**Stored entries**
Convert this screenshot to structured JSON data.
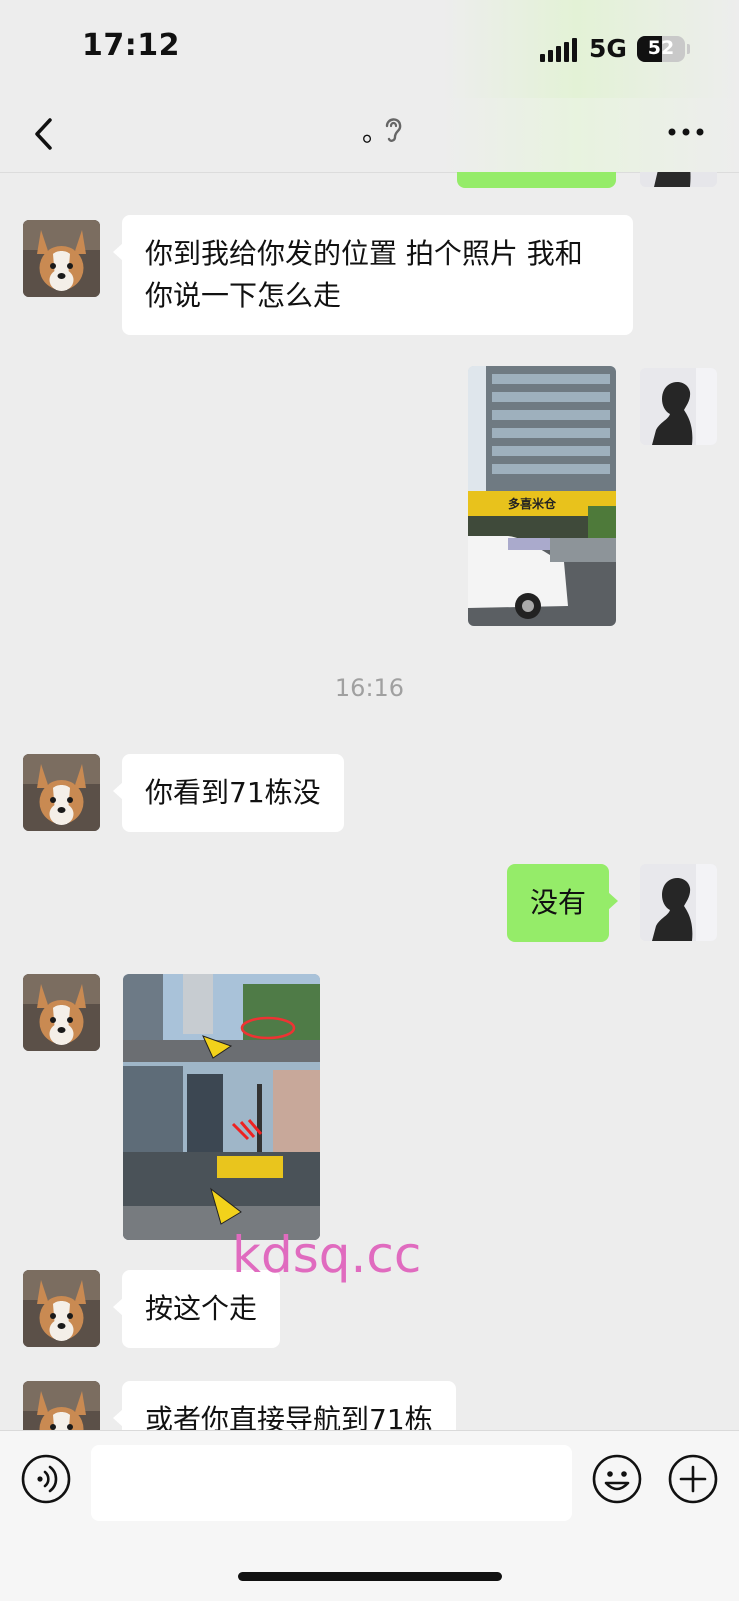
{
  "status_bar": {
    "time": "17:12",
    "network": "5G",
    "battery": "52"
  },
  "nav": {
    "title": "。"
  },
  "messages": {
    "m1": "你到我给你发的位置 拍个照片 我和你说一下怎么走",
    "timestamp": "16:16",
    "m2": "你看到71栋没",
    "m3": "没有",
    "m4": "按这个走",
    "m5": "或者你直接导航到71栋"
  },
  "photo_signs": {
    "store": "多喜米仓"
  },
  "watermark": "kdsq.cc",
  "icons": [
    "back-icon",
    "ear-icon",
    "more-icon",
    "voice-icon",
    "emoji-icon",
    "plus-icon"
  ]
}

**Given request**
Transcribe all of the material exactly, leaving out whatever pictures it contains.

**In response**
Convert this screenshot to structured JSON data.
{
  "status_bar": {
    "time": "17:12",
    "network": "5G",
    "battery": "52"
  },
  "nav": {
    "title": "。"
  },
  "messages": {
    "m1": "你到我给你发的位置 拍个照片 我和你说一下怎么走",
    "timestamp": "16:16",
    "m2": "你看到71栋没",
    "m3": "没有",
    "m4": "按这个走",
    "m5": "或者你直接导航到71栋"
  },
  "photo_signs": {
    "store": "多喜米仓"
  },
  "watermark": "kdsq.cc",
  "icons": [
    "back-icon",
    "ear-icon",
    "more-icon",
    "voice-icon",
    "emoji-icon",
    "plus-icon"
  ]
}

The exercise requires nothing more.